__EXERCISE PROMPT__: Read the data and repeat all of it exactly.

__INFORMATION SHOWN__:

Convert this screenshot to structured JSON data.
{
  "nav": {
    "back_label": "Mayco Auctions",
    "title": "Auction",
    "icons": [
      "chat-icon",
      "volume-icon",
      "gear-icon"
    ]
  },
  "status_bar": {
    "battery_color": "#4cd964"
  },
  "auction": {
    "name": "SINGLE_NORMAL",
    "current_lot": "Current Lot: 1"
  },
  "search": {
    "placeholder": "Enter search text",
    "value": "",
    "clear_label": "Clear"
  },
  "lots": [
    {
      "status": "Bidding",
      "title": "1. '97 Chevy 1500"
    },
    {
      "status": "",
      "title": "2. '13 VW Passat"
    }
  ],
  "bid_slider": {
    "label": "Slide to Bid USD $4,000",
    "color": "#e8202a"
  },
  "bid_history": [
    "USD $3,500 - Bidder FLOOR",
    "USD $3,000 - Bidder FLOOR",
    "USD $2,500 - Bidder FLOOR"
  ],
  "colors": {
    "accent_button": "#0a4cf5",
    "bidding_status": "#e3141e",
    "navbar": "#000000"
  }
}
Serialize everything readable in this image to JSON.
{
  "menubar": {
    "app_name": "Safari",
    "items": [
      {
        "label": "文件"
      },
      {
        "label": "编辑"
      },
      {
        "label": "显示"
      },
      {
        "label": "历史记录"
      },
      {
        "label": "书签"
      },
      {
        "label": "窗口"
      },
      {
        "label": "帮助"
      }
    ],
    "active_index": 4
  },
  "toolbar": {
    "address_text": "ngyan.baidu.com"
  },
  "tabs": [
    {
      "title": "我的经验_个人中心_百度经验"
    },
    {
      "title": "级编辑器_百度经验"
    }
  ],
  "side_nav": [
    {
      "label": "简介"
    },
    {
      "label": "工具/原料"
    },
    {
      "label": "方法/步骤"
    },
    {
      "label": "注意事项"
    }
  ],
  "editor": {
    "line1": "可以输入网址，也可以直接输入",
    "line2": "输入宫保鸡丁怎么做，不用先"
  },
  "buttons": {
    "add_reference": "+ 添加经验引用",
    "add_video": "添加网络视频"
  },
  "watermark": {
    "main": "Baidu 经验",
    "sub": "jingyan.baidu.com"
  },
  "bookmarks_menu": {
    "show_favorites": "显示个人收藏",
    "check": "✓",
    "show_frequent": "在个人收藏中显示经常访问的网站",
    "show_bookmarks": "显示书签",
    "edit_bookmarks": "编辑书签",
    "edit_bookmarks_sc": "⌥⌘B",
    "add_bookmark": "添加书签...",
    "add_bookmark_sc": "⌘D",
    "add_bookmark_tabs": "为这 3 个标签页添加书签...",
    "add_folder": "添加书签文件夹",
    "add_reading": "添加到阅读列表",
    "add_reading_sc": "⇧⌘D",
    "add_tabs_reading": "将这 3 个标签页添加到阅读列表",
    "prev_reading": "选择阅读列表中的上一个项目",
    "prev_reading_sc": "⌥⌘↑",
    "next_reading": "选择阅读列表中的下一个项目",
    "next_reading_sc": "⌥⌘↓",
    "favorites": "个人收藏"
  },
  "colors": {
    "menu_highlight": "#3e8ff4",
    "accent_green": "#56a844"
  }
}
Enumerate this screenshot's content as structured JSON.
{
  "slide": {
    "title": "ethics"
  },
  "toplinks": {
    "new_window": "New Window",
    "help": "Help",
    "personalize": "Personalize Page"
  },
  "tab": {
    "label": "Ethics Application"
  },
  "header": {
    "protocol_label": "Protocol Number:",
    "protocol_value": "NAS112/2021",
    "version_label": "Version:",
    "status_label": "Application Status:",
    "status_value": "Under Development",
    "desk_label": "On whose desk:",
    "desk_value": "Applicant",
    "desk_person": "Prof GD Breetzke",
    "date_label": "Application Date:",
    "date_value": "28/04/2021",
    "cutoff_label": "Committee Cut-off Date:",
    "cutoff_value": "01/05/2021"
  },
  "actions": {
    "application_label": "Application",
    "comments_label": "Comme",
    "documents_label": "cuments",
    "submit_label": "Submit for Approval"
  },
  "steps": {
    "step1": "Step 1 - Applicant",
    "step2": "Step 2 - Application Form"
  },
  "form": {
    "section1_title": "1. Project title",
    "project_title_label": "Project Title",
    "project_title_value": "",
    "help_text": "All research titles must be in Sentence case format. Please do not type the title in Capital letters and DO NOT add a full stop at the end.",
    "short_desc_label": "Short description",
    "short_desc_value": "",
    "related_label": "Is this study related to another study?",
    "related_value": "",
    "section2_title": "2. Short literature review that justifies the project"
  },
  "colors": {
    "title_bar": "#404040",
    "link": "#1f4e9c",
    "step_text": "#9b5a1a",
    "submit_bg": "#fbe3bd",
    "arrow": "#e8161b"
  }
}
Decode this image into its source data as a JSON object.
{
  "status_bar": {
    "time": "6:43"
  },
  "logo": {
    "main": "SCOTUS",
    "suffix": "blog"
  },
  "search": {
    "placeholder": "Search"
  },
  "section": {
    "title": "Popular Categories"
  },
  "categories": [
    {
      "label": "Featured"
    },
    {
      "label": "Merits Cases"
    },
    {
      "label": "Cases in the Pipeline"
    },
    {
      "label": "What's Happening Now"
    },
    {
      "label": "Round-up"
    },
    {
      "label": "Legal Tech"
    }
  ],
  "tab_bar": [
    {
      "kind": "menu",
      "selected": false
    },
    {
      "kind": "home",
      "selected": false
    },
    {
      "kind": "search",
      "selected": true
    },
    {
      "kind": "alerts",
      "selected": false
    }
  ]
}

__THE REPLY__:
Convert this screenshot to structured JSON data.
{
  "nav": {
    "back_label": "Mayco Auctions",
    "title": "Auction",
    "icons": [
      "chat-icon",
      "volume-icon",
      "gear-icon"
    ]
  },
  "status_bar": {
    "battery_color": "#4cd964"
  },
  "auction": {
    "name": "SINGLE_NORMAL",
    "current_lot": "Current Lot: 1"
  },
  "search": {
    "placeholder": "Enter search text",
    "value": "",
    "clear_label": "Clear"
  },
  "lots": [
    {
      "status": "Bidding",
      "title": "1. '97 Chevy 1500"
    },
    {
      "status": "",
      "title": "2. '13 VW Passat"
    }
  ],
  "bid_slider": {
    "label": "Slide to Bid USD $4,000",
    "color": "#e8202a"
  },
  "bid_history": [
    "USD $3,500 - Bidder FLOOR",
    "USD $3,000 - Bidder FLOOR",
    "USD $2,500 - Bidder FLOOR"
  ],
  "colors": {
    "accent_button": "#0a4cf5",
    "bidding_status": "#e3141e",
    "navbar": "#000000"
  }
}
Serialize everything readable in this image to JSON.
{
  "menubar": {
    "app_name": "Safari",
    "items": [
      {
        "label": "文件"
      },
      {
        "label": "编辑"
      },
      {
        "label": "显示"
      },
      {
        "label": "历史记录"
      },
      {
        "label": "书签"
      },
      {
        "label": "窗口"
      },
      {
        "label": "帮助"
      }
    ],
    "active_index": 4
  },
  "toolbar": {
    "address_text": "ngyan.baidu.com"
  },
  "tabs": [
    {
      "title": "我的经验_个人中心_百度经验"
    },
    {
      "title": "级编辑器_百度经验"
    }
  ],
  "side_nav": [
    {
      "label": "简介"
    },
    {
      "label": "工具/原料"
    },
    {
      "label": "方法/步骤"
    },
    {
      "label": "注意事项"
    }
  ],
  "editor": {
    "line1": "可以输入网址，也可以直接输入",
    "line2": "输入宫保鸡丁怎么做，不用先"
  },
  "buttons": {
    "add_reference": "+ 添加经验引用",
    "add_video": "添加网络视频"
  },
  "watermark": {
    "main": "Baidu 经验",
    "sub": "jingyan.baidu.com"
  },
  "bookmarks_menu": {
    "show_favorites": "显示个人收藏",
    "check": "✓",
    "show_frequent": "在个人收藏中显示经常访问的网站",
    "show_bookmarks": "显示书签",
    "edit_bookmarks": "编辑书签",
    "edit_bookmarks_sc": "⌥⌘B",
    "add_bookmark": "添加书签...",
    "add_bookmark_sc": "⌘D",
    "add_bookmark_tabs": "为这 3 个标签页添加书签...",
    "add_folder": "添加书签文件夹",
    "add_reading": "添加到阅读列表",
    "add_reading_sc": "⇧⌘D",
    "add_tabs_reading": "将这 3 个标签页添加到阅读列表",
    "prev_reading": "选择阅读列表中的上一个项目",
    "prev_reading_sc": "⌥⌘↑",
    "next_reading": "选择阅读列表中的下一个项目",
    "next_reading_sc": "⌥⌘↓",
    "favorites": "个人收藏"
  },
  "colors": {
    "menu_highlight": "#3e8ff4",
    "accent_green": "#56a844"
  }
}
Enumerate this screenshot's content as structured JSON.
{
  "slide": {
    "title": "ethics"
  },
  "toplinks": {
    "new_window": "New Window",
    "help": "Help",
    "personalize": "Personalize Page"
  },
  "tab": {
    "label": "Ethics Application"
  },
  "header": {
    "protocol_label": "Protocol Number:",
    "protocol_value": "NAS112/2021",
    "version_label": "Version:",
    "status_label": "Application Status:",
    "status_value": "Under Development",
    "desk_label": "On whose desk:",
    "desk_value": "Applicant",
    "desk_person": "Prof GD Breetzke",
    "date_label": "Application Date:",
    "date_value": "28/04/2021",
    "cutoff_label": "Committee Cut-off Date:",
    "cutoff_value": "01/05/2021"
  },
  "actions": {
    "application_label": "Application",
    "comments_label": "Comme",
    "documents_label": "cuments",
    "submit_label": "Submit for Approval"
  },
  "steps": {
    "step1": "Step 1 - Applicant",
    "step2": "Step 2 - Application Form"
  },
  "form": {
    "section1_title": "1. Project title",
    "project_title_label": "Project Title",
    "project_title_value": "",
    "help_text": "All research titles must be in Sentence case format. Please do not type the title in Capital letters and DO NOT add a full stop at the end.",
    "short_desc_label": "Short description",
    "short_desc_value": "",
    "related_label": "Is this study related to another study?",
    "related_value": "",
    "section2_title": "2. Short literature review that justifies the project"
  },
  "colors": {
    "title_bar": "#404040",
    "link": "#1f4e9c",
    "step_text": "#9b5a1a",
    "submit_bg": "#fbe3bd",
    "arrow": "#e8161b"
  }
}
Decode this image into its source data as a JSON object.
{
  "status_bar": {
    "time": "6:43"
  },
  "logo": {
    "main": "SCOTUS",
    "suffix": "blog"
  },
  "search": {
    "placeholder": "Search"
  },
  "section": {
    "title": "Popular Categories"
  },
  "categories": [
    {
      "label": "Featured"
    },
    {
      "label": "Merits Cases"
    },
    {
      "label": "Cases in the Pipeline"
    },
    {
      "label": "What's Happening Now"
    },
    {
      "label": "Round-up"
    },
    {
      "label": "Legal Tech"
    }
  ],
  "tab_bar": [
    {
      "kind": "menu",
      "selected": false
    },
    {
      "kind": "home",
      "selected": false
    },
    {
      "kind": "search",
      "selected": true
    },
    {
      "kind": "alerts",
      "selected": false
    }
  ]
}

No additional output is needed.